- **Written exercise**
Each line that holds the string "Supported" counts once; say how many such lines there are and add nothing.

- **Task input**
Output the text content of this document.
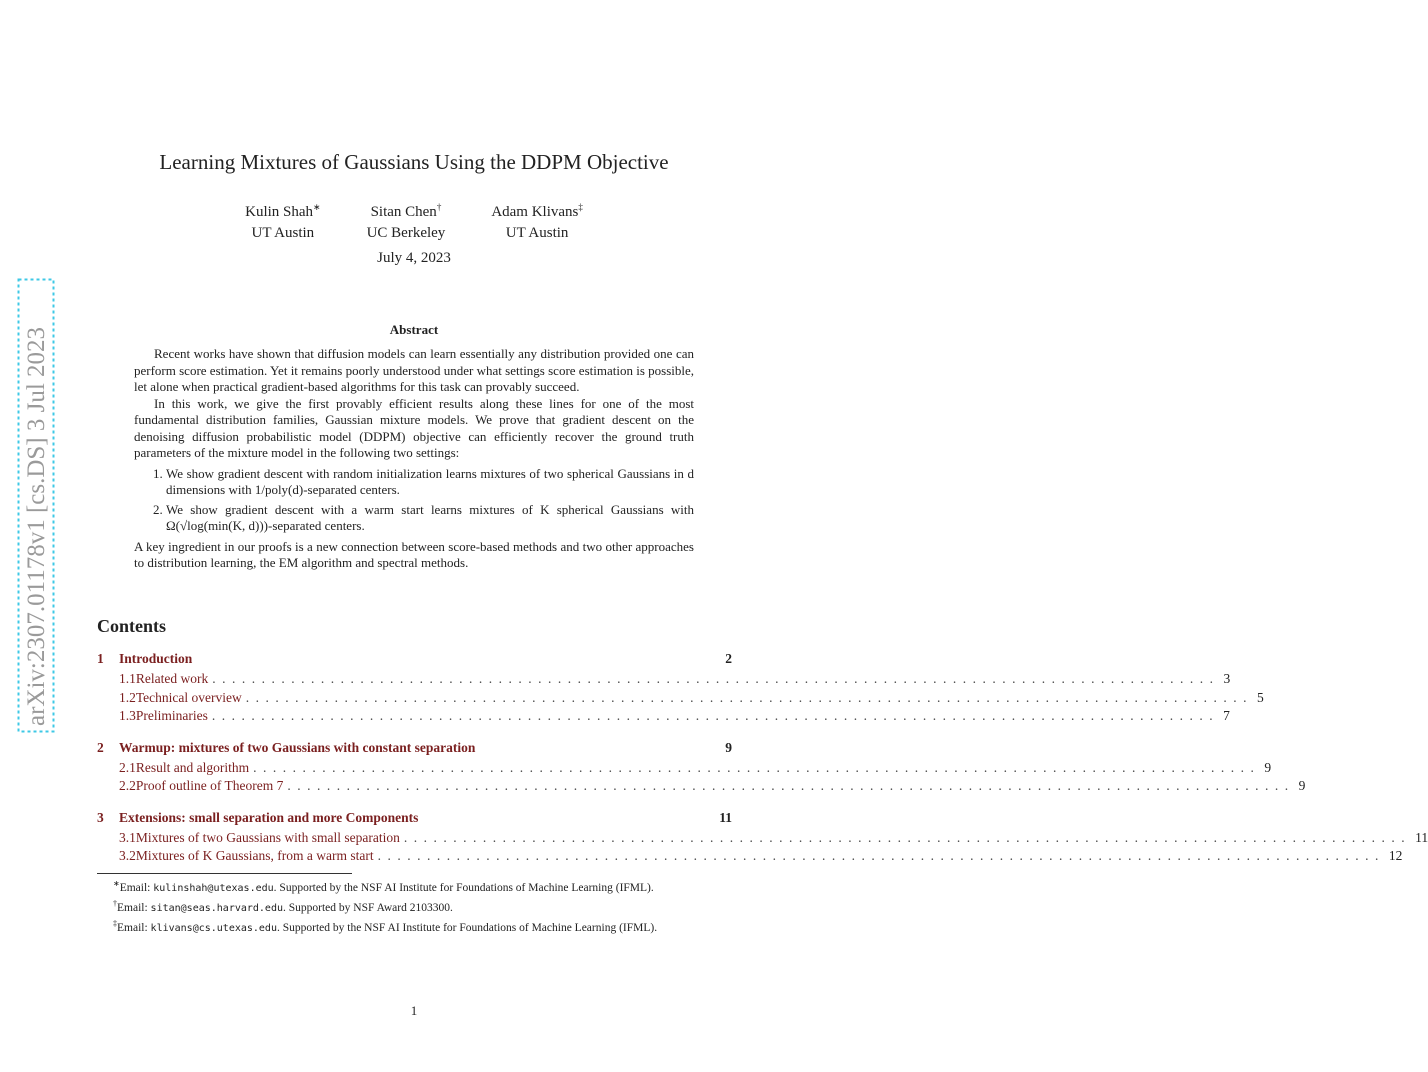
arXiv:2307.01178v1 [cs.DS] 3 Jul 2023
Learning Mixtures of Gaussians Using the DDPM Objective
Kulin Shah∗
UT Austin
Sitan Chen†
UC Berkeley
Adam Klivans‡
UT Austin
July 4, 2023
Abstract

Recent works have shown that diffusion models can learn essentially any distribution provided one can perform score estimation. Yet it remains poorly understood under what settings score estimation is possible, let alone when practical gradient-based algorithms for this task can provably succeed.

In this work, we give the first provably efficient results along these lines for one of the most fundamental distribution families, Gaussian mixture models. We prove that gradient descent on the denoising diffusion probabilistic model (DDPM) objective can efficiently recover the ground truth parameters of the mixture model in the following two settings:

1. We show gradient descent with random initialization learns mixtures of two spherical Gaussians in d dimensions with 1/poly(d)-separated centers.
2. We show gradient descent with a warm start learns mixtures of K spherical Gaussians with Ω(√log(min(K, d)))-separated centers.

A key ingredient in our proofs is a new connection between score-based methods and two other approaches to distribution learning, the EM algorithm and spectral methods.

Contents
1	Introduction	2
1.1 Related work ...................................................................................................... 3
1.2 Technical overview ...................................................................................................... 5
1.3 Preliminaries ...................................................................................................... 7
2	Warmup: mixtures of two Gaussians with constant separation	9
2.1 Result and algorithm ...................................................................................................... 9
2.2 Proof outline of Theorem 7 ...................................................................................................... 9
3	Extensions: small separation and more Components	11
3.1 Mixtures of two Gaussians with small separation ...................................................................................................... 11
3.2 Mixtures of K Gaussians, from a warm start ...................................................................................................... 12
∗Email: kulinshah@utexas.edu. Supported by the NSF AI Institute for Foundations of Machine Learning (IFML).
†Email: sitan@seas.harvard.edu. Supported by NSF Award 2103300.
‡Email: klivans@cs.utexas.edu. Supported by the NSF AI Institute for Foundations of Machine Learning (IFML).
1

* * *

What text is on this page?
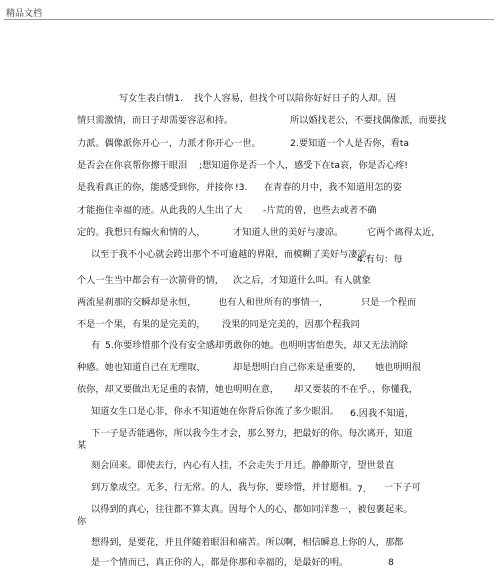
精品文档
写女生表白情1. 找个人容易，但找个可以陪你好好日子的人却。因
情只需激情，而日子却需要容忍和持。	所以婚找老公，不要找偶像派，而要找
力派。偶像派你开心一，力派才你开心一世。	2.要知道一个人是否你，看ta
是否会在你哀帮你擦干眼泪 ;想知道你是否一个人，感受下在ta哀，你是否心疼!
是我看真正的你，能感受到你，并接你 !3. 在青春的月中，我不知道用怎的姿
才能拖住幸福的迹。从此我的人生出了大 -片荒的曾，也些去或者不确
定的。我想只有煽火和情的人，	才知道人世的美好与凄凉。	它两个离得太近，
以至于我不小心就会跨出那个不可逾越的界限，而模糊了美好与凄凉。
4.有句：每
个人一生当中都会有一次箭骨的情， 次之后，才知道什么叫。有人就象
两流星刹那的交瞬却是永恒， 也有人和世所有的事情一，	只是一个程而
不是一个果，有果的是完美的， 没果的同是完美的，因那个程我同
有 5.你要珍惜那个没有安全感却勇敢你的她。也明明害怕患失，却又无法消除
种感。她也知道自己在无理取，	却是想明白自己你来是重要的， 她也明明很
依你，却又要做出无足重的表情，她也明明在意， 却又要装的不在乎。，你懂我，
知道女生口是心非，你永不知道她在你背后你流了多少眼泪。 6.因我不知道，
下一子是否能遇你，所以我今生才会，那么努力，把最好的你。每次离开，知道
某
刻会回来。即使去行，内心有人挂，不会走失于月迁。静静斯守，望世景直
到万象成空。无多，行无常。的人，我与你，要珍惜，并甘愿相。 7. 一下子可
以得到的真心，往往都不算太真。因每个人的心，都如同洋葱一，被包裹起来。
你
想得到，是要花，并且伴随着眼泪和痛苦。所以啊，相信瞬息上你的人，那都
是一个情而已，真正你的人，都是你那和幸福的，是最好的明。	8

- **Answer to the exercise**
3